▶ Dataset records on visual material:
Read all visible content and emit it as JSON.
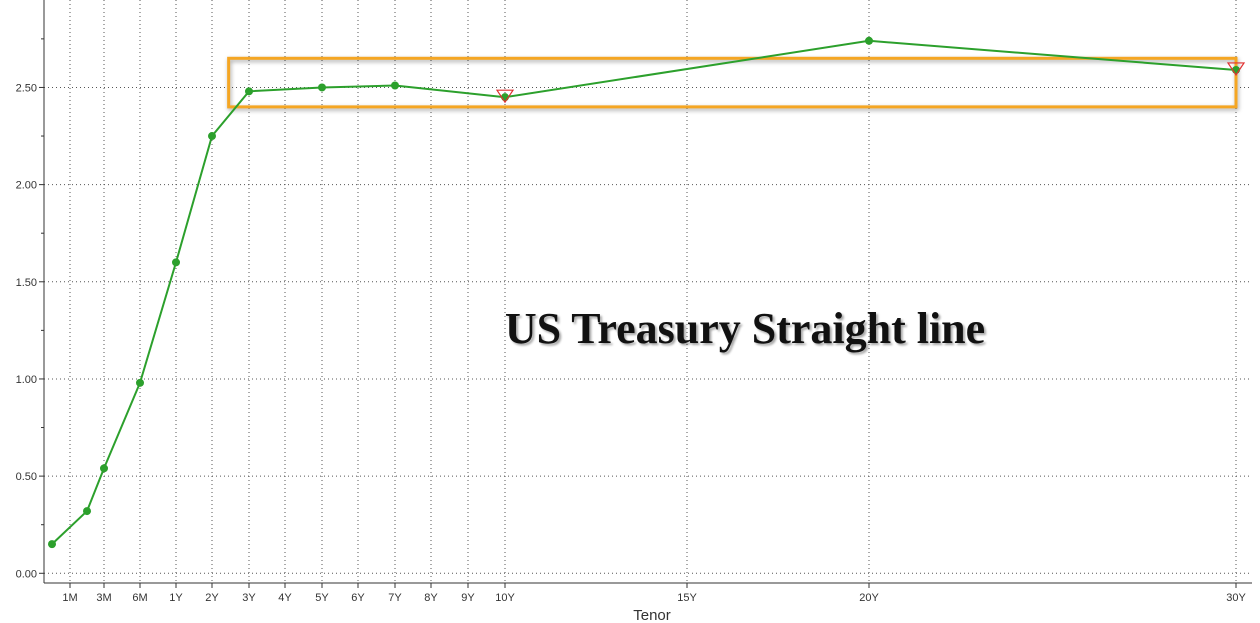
{
  "chart_data": {
    "type": "line",
    "title": "",
    "xlabel": "Tenor",
    "ylabel": "",
    "annotation": "US Treasury Straight line",
    "grid": true,
    "x_ticks": [
      {
        "label": "1M",
        "years": 0.0833
      },
      {
        "label": "3M",
        "years": 0.25
      },
      {
        "label": "6M",
        "years": 0.5
      },
      {
        "label": "1Y",
        "years": 1
      },
      {
        "label": "2Y",
        "years": 2
      },
      {
        "label": "3Y",
        "years": 3
      },
      {
        "label": "4Y",
        "years": 4
      },
      {
        "label": "5Y",
        "years": 5
      },
      {
        "label": "6Y",
        "years": 6
      },
      {
        "label": "7Y",
        "years": 7
      },
      {
        "label": "8Y",
        "years": 8
      },
      {
        "label": "9Y",
        "years": 9
      },
      {
        "label": "10Y",
        "years": 10
      },
      {
        "label": "15Y",
        "years": 15
      },
      {
        "label": "20Y",
        "years": 20
      },
      {
        "label": "30Y",
        "years": 30
      }
    ],
    "y_ticks": [
      "0.00",
      "0.50",
      "1.00",
      "1.50",
      "2.00",
      "2.50"
    ],
    "ylim": [
      -0.05,
      2.95
    ],
    "series": [
      {
        "color": "#2ca02c",
        "points": [
          {
            "years": 0.0,
            "value": 0.15
          },
          {
            "years": 0.1667,
            "value": 0.32
          },
          {
            "years": 0.25,
            "value": 0.54
          },
          {
            "years": 0.5,
            "value": 0.98
          },
          {
            "years": 1,
            "value": 1.6
          },
          {
            "years": 2,
            "value": 2.25
          },
          {
            "years": 3,
            "value": 2.48
          },
          {
            "years": 5,
            "value": 2.5
          },
          {
            "years": 7,
            "value": 2.51
          },
          {
            "years": 10,
            "value": 2.45
          },
          {
            "years": 20,
            "value": 2.74
          },
          {
            "years": 30,
            "value": 2.59
          }
        ]
      }
    ],
    "markers": [
      {
        "years": 10,
        "value": 2.45,
        "shape": "triangle-down",
        "color": "#e03030"
      },
      {
        "years": 30,
        "value": 2.59,
        "shape": "triangle-down",
        "color": "#e03030"
      }
    ],
    "highlight_box": {
      "color": "#f5a623",
      "years_from": 2.45,
      "years_to": 30.25,
      "value_from": 2.4,
      "value_to": 2.65
    }
  }
}
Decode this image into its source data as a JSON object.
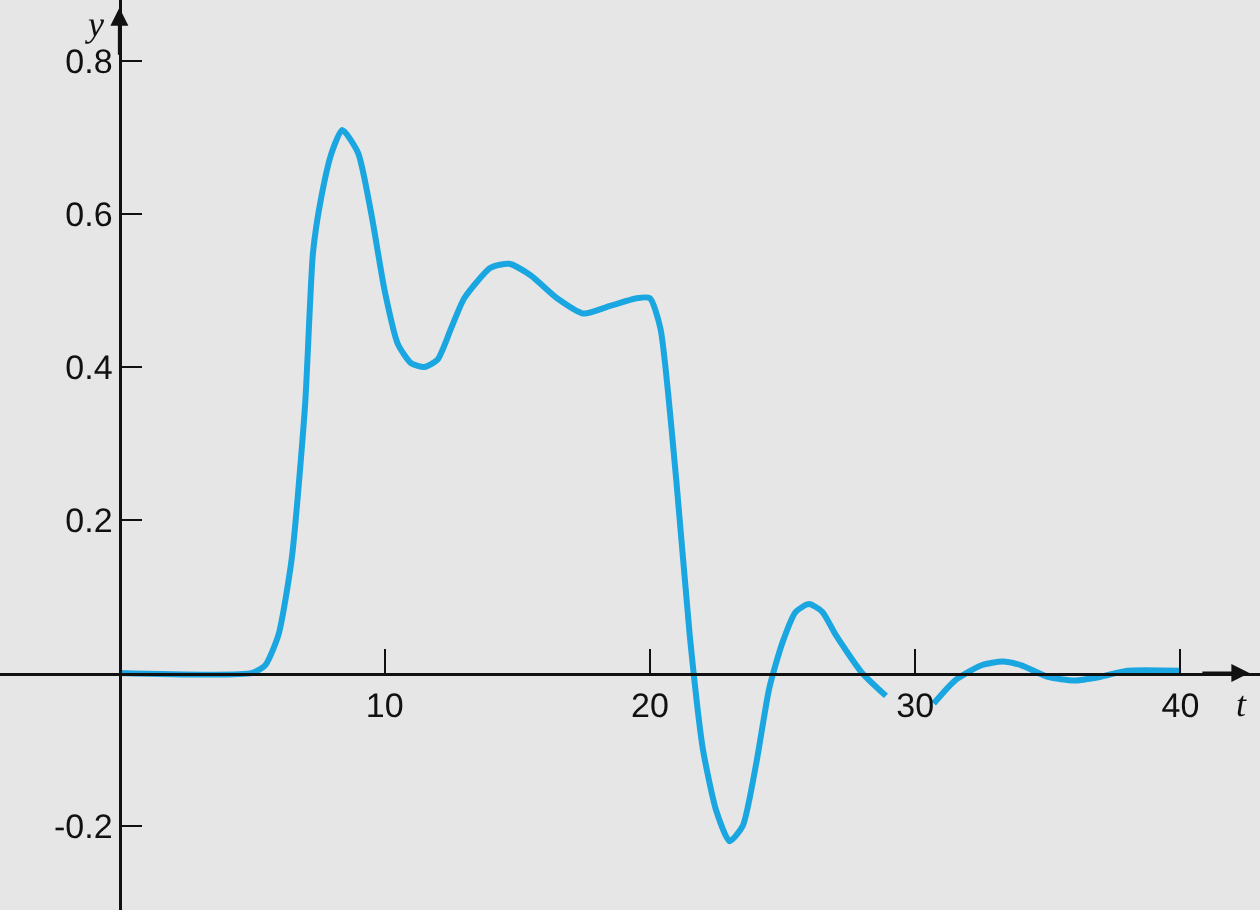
{
  "chart_data": {
    "type": "line",
    "xlabel": "t",
    "ylabel": "y",
    "x": [
      0,
      5,
      5.5,
      6,
      6.5,
      7,
      7.3,
      7.6,
      8,
      8.4,
      9,
      9.5,
      10,
      10.5,
      11,
      11.5,
      12,
      12.5,
      13,
      14,
      14.7,
      15.5,
      16.5,
      17.5,
      18.5,
      19.5,
      20,
      20.4,
      21,
      21.5,
      22,
      22.5,
      23,
      23.5,
      24,
      24.5,
      25,
      25.5,
      26,
      26.5,
      27,
      28,
      28.9,
      29.8,
      30.7,
      31.5,
      32.5,
      33.3,
      34,
      35,
      36,
      37,
      38,
      40
    ],
    "series": [
      {
        "color": "#1aa6e0",
        "values": [
          0,
          0,
          0.01,
          0.05,
          0.15,
          0.35,
          0.55,
          0.62,
          0.68,
          0.71,
          0.68,
          0.6,
          0.5,
          0.43,
          0.405,
          0.4,
          0.41,
          0.45,
          0.49,
          0.53,
          0.535,
          0.52,
          0.49,
          0.47,
          0.48,
          0.49,
          0.49,
          0.45,
          0.25,
          0.05,
          -0.1,
          -0.18,
          -0.22,
          -0.2,
          -0.12,
          -0.02,
          0.04,
          0.08,
          0.09,
          0.08,
          0.05,
          0,
          -0.03,
          null,
          -0.04,
          -0.01,
          0.01,
          0.015,
          0.01,
          -0.005,
          -0.01,
          -0.005,
          0.003,
          0.003
        ]
      }
    ],
    "xlim": [
      -4.5,
      43
    ],
    "ylim": [
      -0.31,
      0.88
    ],
    "xticks": [
      10,
      20,
      30,
      40
    ],
    "yticks": [
      -0.2,
      0.2,
      0.4,
      0.6,
      0.8
    ],
    "grid": false,
    "legend": false,
    "marker": "none",
    "line_style": "solid"
  }
}
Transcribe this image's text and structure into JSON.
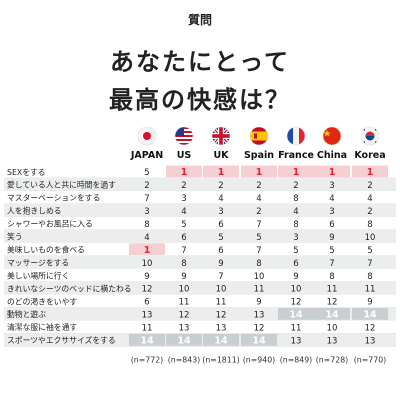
{
  "header": {
    "label": "質問",
    "title_line1": "あなたにとって",
    "title_line2": "最高の快感は？"
  },
  "colors": {
    "highlight_one": "#f6cfd2",
    "highlight_one_text": "#e2233b",
    "highlight_fourteen": "#c9cfd0",
    "row_alt": "#eceeee",
    "row_base": "#ffffff"
  },
  "chart_data": {
    "type": "table",
    "columns": [
      {
        "name": "JAPAN",
        "flag": "japan-flag-icon"
      },
      {
        "name": "US",
        "flag": "us-flag-icon"
      },
      {
        "name": "UK",
        "flag": "uk-flag-icon"
      },
      {
        "name": "Spain",
        "flag": "spain-flag-icon"
      },
      {
        "name": "France",
        "flag": "france-flag-icon"
      },
      {
        "name": "China",
        "flag": "china-flag-icon"
      },
      {
        "name": "Korea",
        "flag": "korea-flag-icon"
      }
    ],
    "rows": [
      {
        "label": "SEXをする",
        "values": [
          5,
          1,
          1,
          1,
          1,
          1,
          1
        ]
      },
      {
        "label": "愛している人と共に時間を過す",
        "values": [
          2,
          2,
          2,
          2,
          2,
          3,
          2
        ]
      },
      {
        "label": "マスターベーションをする",
        "values": [
          7,
          3,
          4,
          4,
          8,
          4,
          4
        ]
      },
      {
        "label": "人を抱きしめる",
        "values": [
          3,
          4,
          3,
          2,
          4,
          3,
          2
        ]
      },
      {
        "label": "シャワーやお風呂に入る",
        "values": [
          8,
          5,
          6,
          7,
          8,
          6,
          8
        ]
      },
      {
        "label": "笑う",
        "values": [
          4,
          6,
          5,
          5,
          3,
          9,
          10
        ]
      },
      {
        "label": "美味しいものを食べる",
        "values": [
          1,
          7,
          6,
          7,
          5,
          5,
          5
        ]
      },
      {
        "label": "マッサージをする",
        "values": [
          10,
          8,
          9,
          8,
          6,
          7,
          7
        ]
      },
      {
        "label": "美しい場所に行く",
        "values": [
          9,
          9,
          7,
          10,
          9,
          8,
          8
        ]
      },
      {
        "label": "きれいなシーツのベッドに横たわる",
        "values": [
          12,
          10,
          10,
          11,
          10,
          11,
          11
        ]
      },
      {
        "label": "のどの渇きをいやす",
        "values": [
          6,
          11,
          11,
          9,
          12,
          12,
          9
        ]
      },
      {
        "label": "動物と遊ぶ",
        "values": [
          13,
          12,
          12,
          13,
          14,
          14,
          14
        ]
      },
      {
        "label": "清潔な服に袖を通す",
        "values": [
          11,
          13,
          13,
          12,
          11,
          10,
          12
        ]
      },
      {
        "label": "スポーツやエクササイズをする",
        "values": [
          14,
          14,
          14,
          14,
          13,
          13,
          13
        ]
      }
    ],
    "sample_sizes": [
      "(n=772)",
      "(n=843)",
      "(n=1811)",
      "(n=940)",
      "(n=849)",
      "(n=728)",
      "(n=770)"
    ]
  }
}
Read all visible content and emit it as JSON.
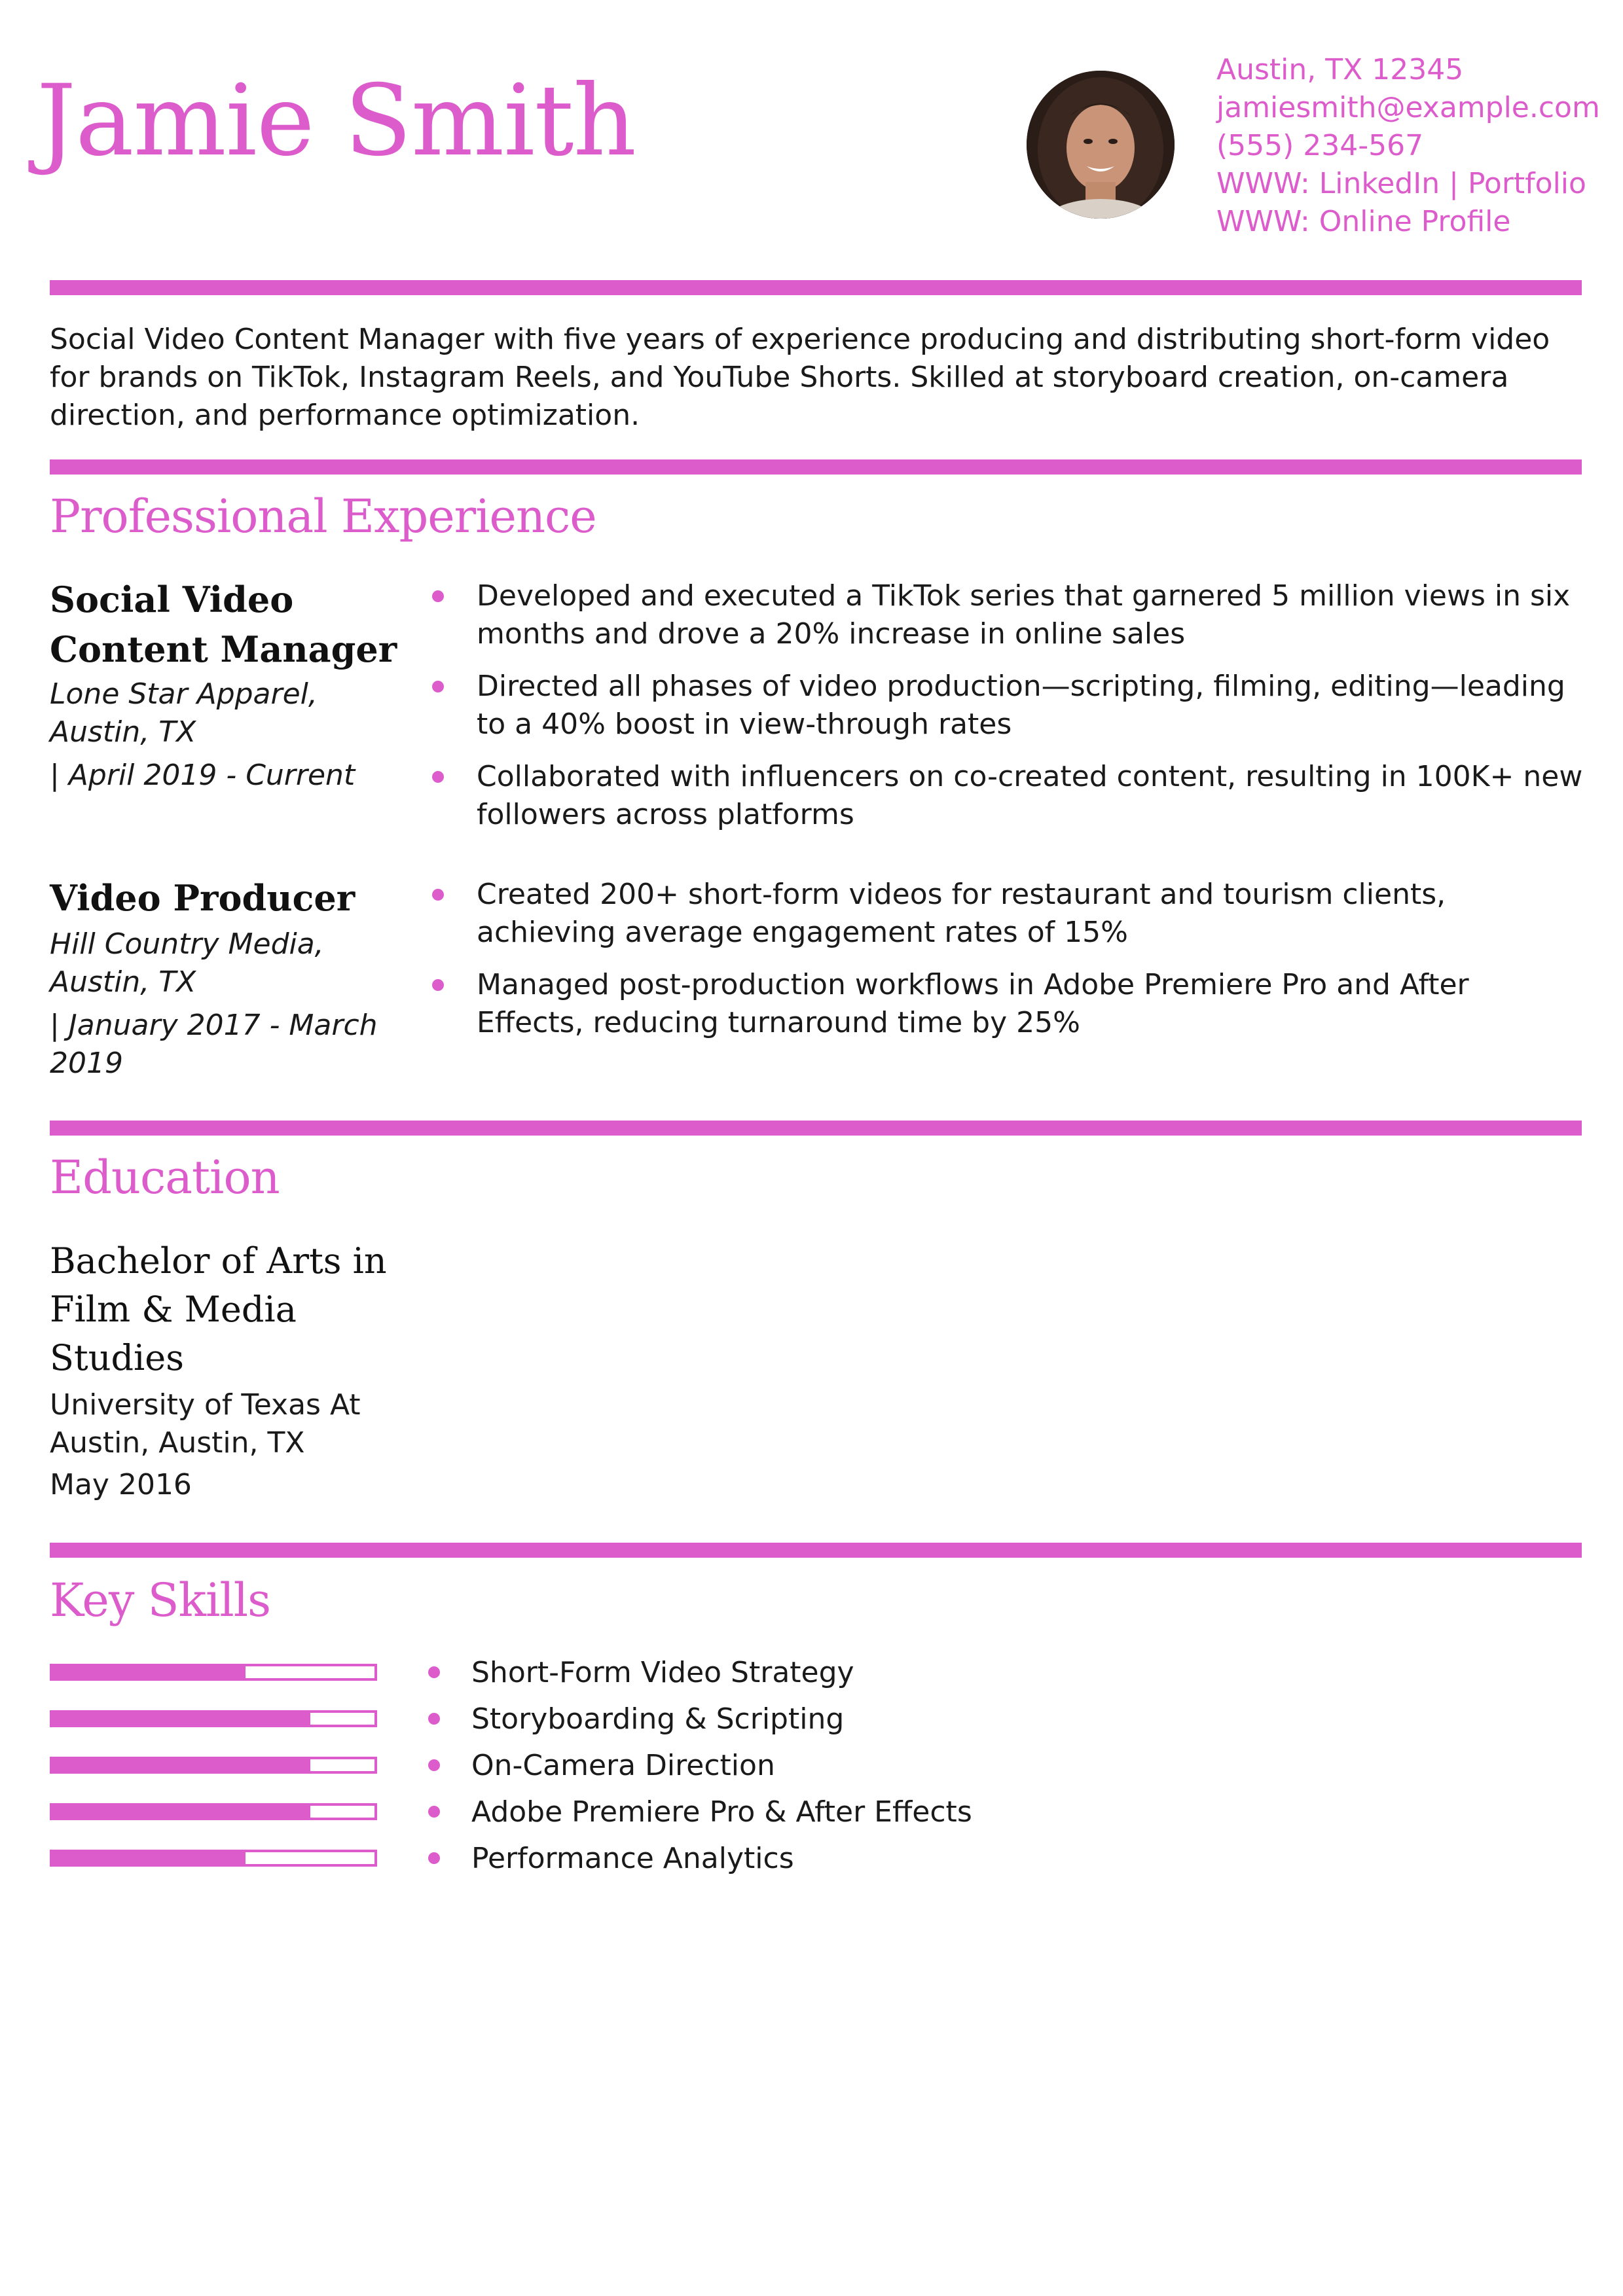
{
  "header": {
    "name": "Jamie Smith",
    "contact": [
      "Austin, TX 12345",
      "jamiesmith@example.com",
      "(555) 234-567",
      "WWW: LinkedIn | Portfolio",
      "WWW: Online Profile"
    ]
  },
  "summary": "Social Video Content Manager with five years of experience producing and distributing short-form video for brands on TikTok, Instagram Reels, and YouTube Shorts. Skilled at storyboard creation, on-camera direction, and performance optimization.",
  "experience": {
    "heading": "Professional Experience",
    "jobs": [
      {
        "title": "Social Video Content Manager",
        "company": "Lone Star Apparel,",
        "location": "Austin, TX",
        "dates": "| April 2019 - Current",
        "bullets": [
          "Developed and executed a TikTok series that garnered 5 million views in six months and drove a 20% increase in online sales",
          "Directed all phases of video production—scripting, filming, editing—leading to a 40% boost in view-through rates",
          "Collaborated with influencers on co-created content, resulting in 100K+ new followers across platforms"
        ]
      },
      {
        "title": "Video Producer",
        "company": "Hill Country Media,",
        "location": "Austin, TX",
        "dates": "| January 2017 - March 2019",
        "bullets": [
          "Created 200+ short-form videos for restaurant and tourism clients, achieving average engagement rates of 15%",
          "Managed post-production workflows in Adobe Premiere Pro and After Effects, reducing turnaround time by 25%"
        ]
      }
    ]
  },
  "education": {
    "heading": "Education",
    "degree": "Bachelor of Arts in Film & Media Studies",
    "school": "University of Texas At Austin, Austin, TX",
    "date": "May 2016"
  },
  "skills": {
    "heading": "Key Skills",
    "items": [
      {
        "name": "Short-Form Video Strategy",
        "level": 0.6
      },
      {
        "name": "Storyboarding & Scripting",
        "level": 0.8
      },
      {
        "name": "On-Camera Direction",
        "level": 0.8
      },
      {
        "name": "Adobe Premiere Pro & After Effects",
        "level": 0.8
      },
      {
        "name": "Performance Analytics",
        "level": 0.6
      }
    ]
  },
  "colors": {
    "accent": "#dd5ccc",
    "text": "#1a1a1a"
  }
}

▶ EXERCISE GOAL:
Show each line of the listing that holds the string "into".

▶ ANSWER FOR THIS EXERCISE:
Decode this image into its source data as a JSON object.
Transcribe this image's text and structure into JSON.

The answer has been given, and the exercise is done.